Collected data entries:
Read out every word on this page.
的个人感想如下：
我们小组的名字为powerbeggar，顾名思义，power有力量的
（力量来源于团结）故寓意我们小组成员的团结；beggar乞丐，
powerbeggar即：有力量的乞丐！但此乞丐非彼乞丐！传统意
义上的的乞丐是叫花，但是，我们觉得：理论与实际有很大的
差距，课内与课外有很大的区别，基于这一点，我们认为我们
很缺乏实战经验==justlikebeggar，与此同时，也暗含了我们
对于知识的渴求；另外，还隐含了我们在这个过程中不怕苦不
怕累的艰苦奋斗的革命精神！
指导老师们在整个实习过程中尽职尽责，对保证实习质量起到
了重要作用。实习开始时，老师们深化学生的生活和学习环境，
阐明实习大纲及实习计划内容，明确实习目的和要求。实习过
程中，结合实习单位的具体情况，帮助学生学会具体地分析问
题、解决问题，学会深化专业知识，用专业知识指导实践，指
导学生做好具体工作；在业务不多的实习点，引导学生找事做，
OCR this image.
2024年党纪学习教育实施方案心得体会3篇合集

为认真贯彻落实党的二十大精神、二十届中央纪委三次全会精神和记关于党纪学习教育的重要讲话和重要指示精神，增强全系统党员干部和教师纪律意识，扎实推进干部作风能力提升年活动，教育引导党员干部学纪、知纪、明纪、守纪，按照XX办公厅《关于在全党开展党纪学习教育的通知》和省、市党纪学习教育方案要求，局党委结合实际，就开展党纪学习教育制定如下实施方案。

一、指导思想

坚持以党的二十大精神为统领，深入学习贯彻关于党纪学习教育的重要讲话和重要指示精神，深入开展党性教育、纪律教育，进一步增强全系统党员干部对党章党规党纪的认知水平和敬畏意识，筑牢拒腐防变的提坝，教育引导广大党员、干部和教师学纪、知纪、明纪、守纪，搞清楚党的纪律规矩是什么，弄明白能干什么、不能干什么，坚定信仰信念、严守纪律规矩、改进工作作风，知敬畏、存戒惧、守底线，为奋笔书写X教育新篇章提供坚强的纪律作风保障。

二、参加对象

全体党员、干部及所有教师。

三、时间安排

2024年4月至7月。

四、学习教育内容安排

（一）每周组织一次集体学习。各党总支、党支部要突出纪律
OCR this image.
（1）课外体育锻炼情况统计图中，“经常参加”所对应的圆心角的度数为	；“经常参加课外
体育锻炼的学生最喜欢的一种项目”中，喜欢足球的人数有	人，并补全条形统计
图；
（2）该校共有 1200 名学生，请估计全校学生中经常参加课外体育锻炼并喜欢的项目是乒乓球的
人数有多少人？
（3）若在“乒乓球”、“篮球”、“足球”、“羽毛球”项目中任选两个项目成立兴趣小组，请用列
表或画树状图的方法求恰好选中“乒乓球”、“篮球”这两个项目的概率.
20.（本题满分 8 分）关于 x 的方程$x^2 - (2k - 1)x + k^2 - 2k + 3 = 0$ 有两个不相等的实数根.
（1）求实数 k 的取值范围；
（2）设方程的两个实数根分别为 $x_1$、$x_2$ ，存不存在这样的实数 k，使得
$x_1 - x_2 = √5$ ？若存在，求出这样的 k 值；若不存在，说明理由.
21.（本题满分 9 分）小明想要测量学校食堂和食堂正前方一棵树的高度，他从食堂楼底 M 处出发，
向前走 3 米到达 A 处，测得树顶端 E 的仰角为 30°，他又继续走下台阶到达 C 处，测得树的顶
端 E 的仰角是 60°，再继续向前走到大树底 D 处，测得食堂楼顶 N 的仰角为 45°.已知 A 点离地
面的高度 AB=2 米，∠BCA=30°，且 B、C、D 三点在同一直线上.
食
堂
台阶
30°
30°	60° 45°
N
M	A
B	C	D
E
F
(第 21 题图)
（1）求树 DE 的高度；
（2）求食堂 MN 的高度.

◆ Problem to work on: Using the data above, reproduce every line exactly.

◆ Result for this task:
Read out every word on this page.
的个人感想如下：
我们小组的名字为powerbeggar，顾名思义，power有力量的
（力量来源于团结）故寓意我们小组成员的团结；beggar乞丐，
powerbeggar即：有力量的乞丐！但此乞丐非彼乞丐！传统意
义上的的乞丐是叫花，但是，我们觉得：理论与实际有很大的
差距，课内与课外有很大的区别，基于这一点，我们认为我们
很缺乏实战经验==justlikebeggar，与此同时，也暗含了我们
对于知识的渴求；另外，还隐含了我们在这个过程中不怕苦不
怕累的艰苦奋斗的革命精神！
指导老师们在整个实习过程中尽职尽责，对保证实习质量起到
了重要作用。实习开始时，老师们深化学生的生活和学习环境，
阐明实习大纲及实习计划内容，明确实习目的和要求。实习过
程中，结合实习单位的具体情况，帮助学生学会具体地分析问
题、解决问题，学会深化专业知识，用专业知识指导实践，指
导学生做好具体工作；在业务不多的实习点，引导学生找事做，
OCR this image.
2024年党纪学习教育实施方案心得体会3篇合集

为认真贯彻落实党的二十大精神、二十届中央纪委三次全会精神和记关于党纪学习教育的重要讲话和重要指示精神，增强全系统党员干部和教师纪律意识，扎实推进干部作风能力提升年活动，教育引导党员干部学纪、知纪、明纪、守纪，按照XX办公厅《关于在全党开展党纪学习教育的通知》和省、市党纪学习教育方案要求，局党委结合实际，就开展党纪学习教育制定如下实施方案。

一、指导思想

坚持以党的二十大精神为统领，深入学习贯彻关于党纪学习教育的重要讲话和重要指示精神，深入开展党性教育、纪律教育，进一步增强全系统党员干部对党章党规党纪的认知水平和敬畏意识，筑牢拒腐防变的提坝，教育引导广大党员、干部和教师学纪、知纪、明纪、守纪，搞清楚党的纪律规矩是什么，弄明白能干什么、不能干什么，坚定信仰信念、严守纪律规矩、改进工作作风，知敬畏、存戒惧、守底线，为奋笔书写X教育新篇章提供坚强的纪律作风保障。

二、参加对象

全体党员、干部及所有教师。

三、时间安排

2024年4月至7月。

四、学习教育内容安排

（一）每周组织一次集体学习。各党总支、党支部要突出纪律
OCR this image.
（1）课外体育锻炼情况统计图中，“经常参加”所对应的圆心角的度数为	；“经常参加课外
体育锻炼的学生最喜欢的一种项目”中，喜欢足球的人数有	人，并补全条形统计
图；
（2）该校共有 1200 名学生，请估计全校学生中经常参加课外体育锻炼并喜欢的项目是乒乓球的
人数有多少人？
（3）若在“乒乓球”、“篮球”、“足球”、“羽毛球”项目中任选两个项目成立兴趣小组，请用列
表或画树状图的方法求恰好选中“乒乓球”、“篮球”这两个项目的概率.
20.（本题满分 8 分）关于 x 的方程$x^2 - (2k - 1)x + k^2 - 2k + 3 = 0$ 有两个不相等的实数根.
（1）求实数 k 的取值范围；
（2）设方程的两个实数根分别为 $x_1$、$x_2$ ，存不存在这样的实数 k，使得
$x_1 - x_2 = √5$ ？若存在，求出这样的 k 值；若不存在，说明理由.
21.（本题满分 9 分）小明想要测量学校食堂和食堂正前方一棵树的高度，他从食堂楼底 M 处出发，
向前走 3 米到达 A 处，测得树顶端 E 的仰角为 30°，他又继续走下台阶到达 C 处，测得树的顶
端 E 的仰角是 60°，再继续向前走到大树底 D 处，测得食堂楼顶 N 的仰角为 45°.已知 A 点离地
面的高度 AB=2 米，∠BCA=30°，且 B、C、D 三点在同一直线上.
食
堂
台阶
30°
30°	60° 45°
N
M	A
B	C	D
E
F
(第 21 题图)
（1）求树 DE 的高度；
（2）求食堂 MN 的高度.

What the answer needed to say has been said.